> _Description of the task_: All of the lines below are to be printed again exactly; images are excluded from the output.
□ □ □ □ □
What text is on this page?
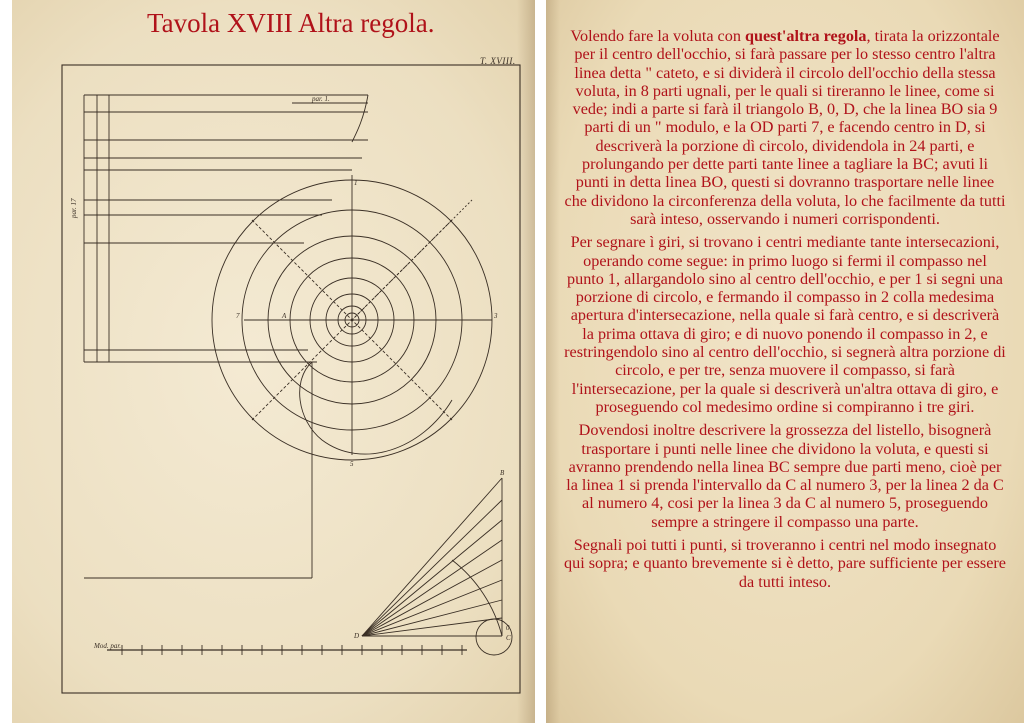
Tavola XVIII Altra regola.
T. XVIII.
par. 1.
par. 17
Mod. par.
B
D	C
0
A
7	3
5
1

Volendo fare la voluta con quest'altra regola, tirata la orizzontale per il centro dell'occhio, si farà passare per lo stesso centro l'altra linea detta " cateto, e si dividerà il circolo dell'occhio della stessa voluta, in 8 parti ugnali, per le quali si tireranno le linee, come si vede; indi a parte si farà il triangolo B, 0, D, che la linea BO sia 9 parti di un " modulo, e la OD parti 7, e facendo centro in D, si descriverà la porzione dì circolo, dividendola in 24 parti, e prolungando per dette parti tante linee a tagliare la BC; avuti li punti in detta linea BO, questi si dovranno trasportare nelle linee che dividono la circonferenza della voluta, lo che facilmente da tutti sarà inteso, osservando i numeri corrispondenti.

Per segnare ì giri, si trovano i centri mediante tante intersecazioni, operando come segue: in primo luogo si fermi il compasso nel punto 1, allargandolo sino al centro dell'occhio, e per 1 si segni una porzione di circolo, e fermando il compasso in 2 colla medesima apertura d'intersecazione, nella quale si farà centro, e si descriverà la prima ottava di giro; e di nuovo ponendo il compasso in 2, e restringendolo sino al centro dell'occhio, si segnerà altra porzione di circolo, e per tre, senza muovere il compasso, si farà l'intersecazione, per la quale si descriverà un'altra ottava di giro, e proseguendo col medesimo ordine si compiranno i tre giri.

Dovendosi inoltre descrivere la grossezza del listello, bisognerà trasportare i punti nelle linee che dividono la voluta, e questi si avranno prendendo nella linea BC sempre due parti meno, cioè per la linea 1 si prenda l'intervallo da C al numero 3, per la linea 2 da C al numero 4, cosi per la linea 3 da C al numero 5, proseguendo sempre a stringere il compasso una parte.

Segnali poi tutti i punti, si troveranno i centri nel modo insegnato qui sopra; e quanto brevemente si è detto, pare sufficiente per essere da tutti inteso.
□ □ □ □ □
> _Response_:
What text is on this page?
Tavola XVIII Altra regola.
T. XVIII.
par. 1.
par. 17
Mod. par.
B
D	C
0
A
7	3
5
1

Volendo fare la voluta con quest'altra regola, tirata la orizzontale per il centro dell'occhio, si farà passare per lo stesso centro l'altra linea detta " cateto, e si dividerà il circolo dell'occhio della stessa voluta, in 8 parti ugnali, per le quali si tireranno le linee, come si vede; indi a parte si farà il triangolo B, 0, D, che la linea BO sia 9 parti di un " modulo, e la OD parti 7, e facendo centro in D, si descriverà la porzione dì circolo, dividendola in 24 parti, e prolungando per dette parti tante linee a tagliare la BC; avuti li punti in detta linea BO, questi si dovranno trasportare nelle linee che dividono la circonferenza della voluta, lo che facilmente da tutti sarà inteso, osservando i numeri corrispondenti.

Per segnare ì giri, si trovano i centri mediante tante intersecazioni, operando come segue: in primo luogo si fermi il compasso nel punto 1, allargandolo sino al centro dell'occhio, e per 1 si segni una porzione di circolo, e fermando il compasso in 2 colla medesima apertura d'intersecazione, nella quale si farà centro, e si descriverà la prima ottava di giro; e di nuovo ponendo il compasso in 2, e restringendolo sino al centro dell'occhio, si segnerà altra porzione di circolo, e per tre, senza muovere il compasso, si farà l'intersecazione, per la quale si descriverà un'altra ottava di giro, e proseguendo col medesimo ordine si compiranno i tre giri.

Dovendosi inoltre descrivere la grossezza del listello, bisognerà trasportare i punti nelle linee che dividono la voluta, e questi si avranno prendendo nella linea BC sempre due parti meno, cioè per la linea 1 si prenda l'intervallo da C al numero 3, per la linea 2 da C al numero 4, cosi per la linea 3 da C al numero 5, proseguendo sempre a stringere il compasso una parte.

Segnali poi tutti i punti, si troveranno i centri nel modo insegnato qui sopra; e quanto brevemente si è detto, pare sufficiente per essere da tutti inteso.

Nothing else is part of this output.